→ **Exercise details**:
Below is a listing; write it out exactly and drop any images from it.

****************

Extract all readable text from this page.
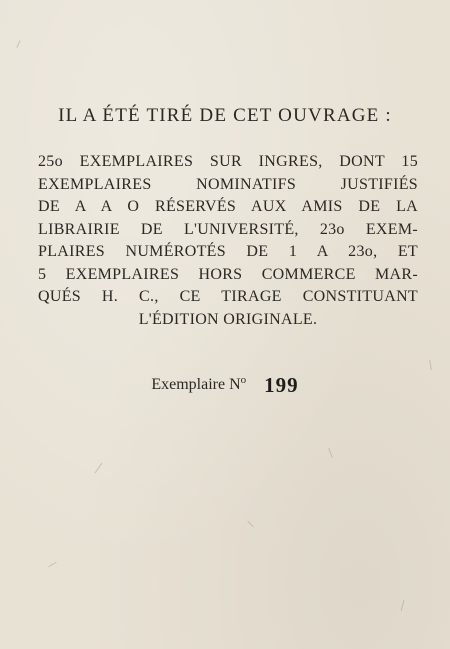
IL A ÉTÉ TIRÉ DE CET OUVRAGE :
25o EXEMPLAIRES SUR INGRES, DONT 15
EXEMPLAIRES NOMINATIFS JUSTIFIÉS
DE A A O RÉSERVÉS AUX AMIS DE LA
LIBRAIRIE DE L'UNIVERSITÉ, 23o EXEM-
PLAIRES NUMÉROTÉS DE 1 A 23o, ET
5 EXEMPLAIRES HORS COMMERCE MAR-
QUÉS H. C., CE TIRAGE CONSTITUANT
L'ÉDITION ORIGINALE.
Exemplaire $N^o$ 199
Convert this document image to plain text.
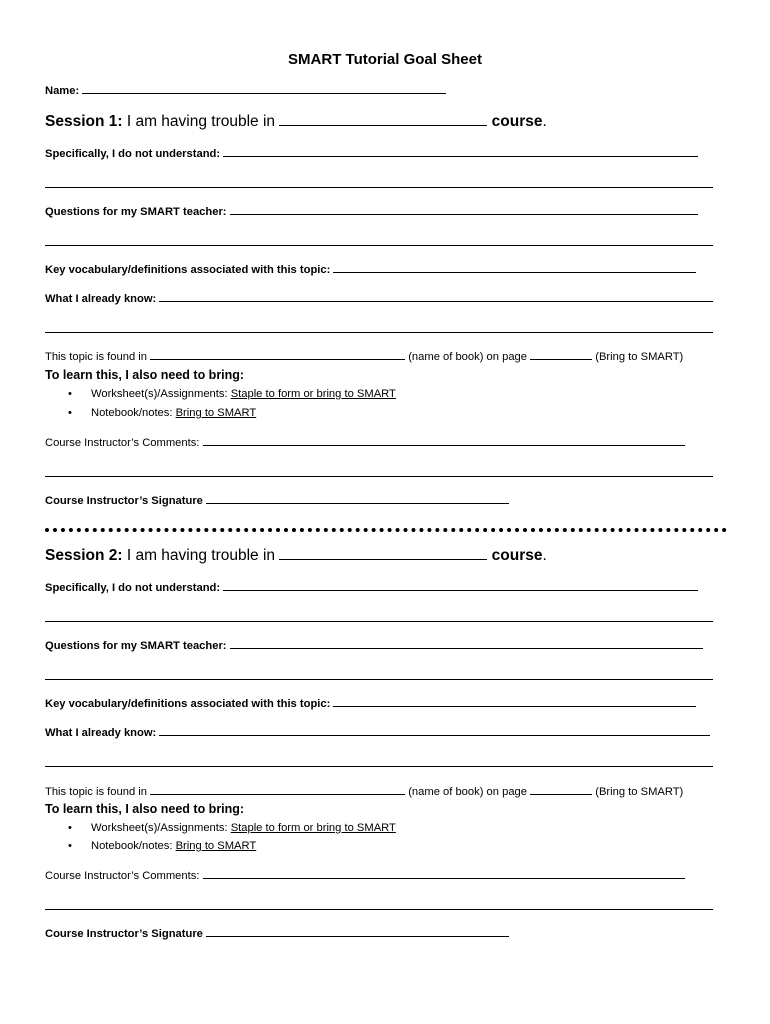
SMART Tutorial Goal Sheet
Name:
Session 1: I am having trouble in	course.
Specifically, I do not understand:
Questions for my SMART teacher:
Key vocabulary/definitions associated with this topic:
What I already know:
This topic is found in	(name of book) on page	(Bring to SMART)
To learn this, I also need to bring:
• Worksheet(s)/Assignments: Staple to form or bring to SMART
• Notebook/notes: Bring to SMART
Course Instructor’s Comments:
Course Instructor’s Signature
Session 2: I am having trouble in	course.
Specifically, I do not understand:
Questions for my SMART teacher:
Key vocabulary/definitions associated with this topic:
What I already know:
This topic is found in	(name of book) on page	(Bring to SMART)
To learn this, I also need to bring:
• Worksheet(s)/Assignments: Staple to form or bring to SMART
• Notebook/notes: Bring to SMART
Course Instructor’s Comments:
Course Instructor’s Signature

****************

→ **Task output**:
Extract all readable text from this page.
IL A ÉTÉ TIRÉ DE CET OUVRAGE :
25o EXEMPLAIRES SUR INGRES, DONT 15
EXEMPLAIRES NOMINATIFS JUSTIFIÉS
DE A A O RÉSERVÉS AUX AMIS DE LA
LIBRAIRIE DE L'UNIVERSITÉ, 23o EXEM-
PLAIRES NUMÉROTÉS DE 1 A 23o, ET
5 EXEMPLAIRES HORS COMMERCE MAR-
QUÉS H. C., CE TIRAGE CONSTITUANT
L'ÉDITION ORIGINALE.
Exemplaire $N^o$ 199
Convert this document image to plain text.
SMART Tutorial Goal Sheet
Name:
Session 1: I am having trouble in	course.
Specifically, I do not understand:
Questions for my SMART teacher:
Key vocabulary/definitions associated with this topic:
What I already know:
This topic is found in	(name of book) on page	(Bring to SMART)
To learn this, I also need to bring:
• Worksheet(s)/Assignments: Staple to form or bring to SMART
• Notebook/notes: Bring to SMART
Course Instructor’s Comments:
Course Instructor’s Signature
Session 2: I am having trouble in	course.
Specifically, I do not understand:
Questions for my SMART teacher:
Key vocabulary/definitions associated with this topic:
What I already know:
This topic is found in	(name of book) on page	(Bring to SMART)
To learn this, I also need to bring:
• Worksheet(s)/Assignments: Staple to form or bring to SMART
• Notebook/notes: Bring to SMART
Course Instructor’s Comments:
Course Instructor’s Signature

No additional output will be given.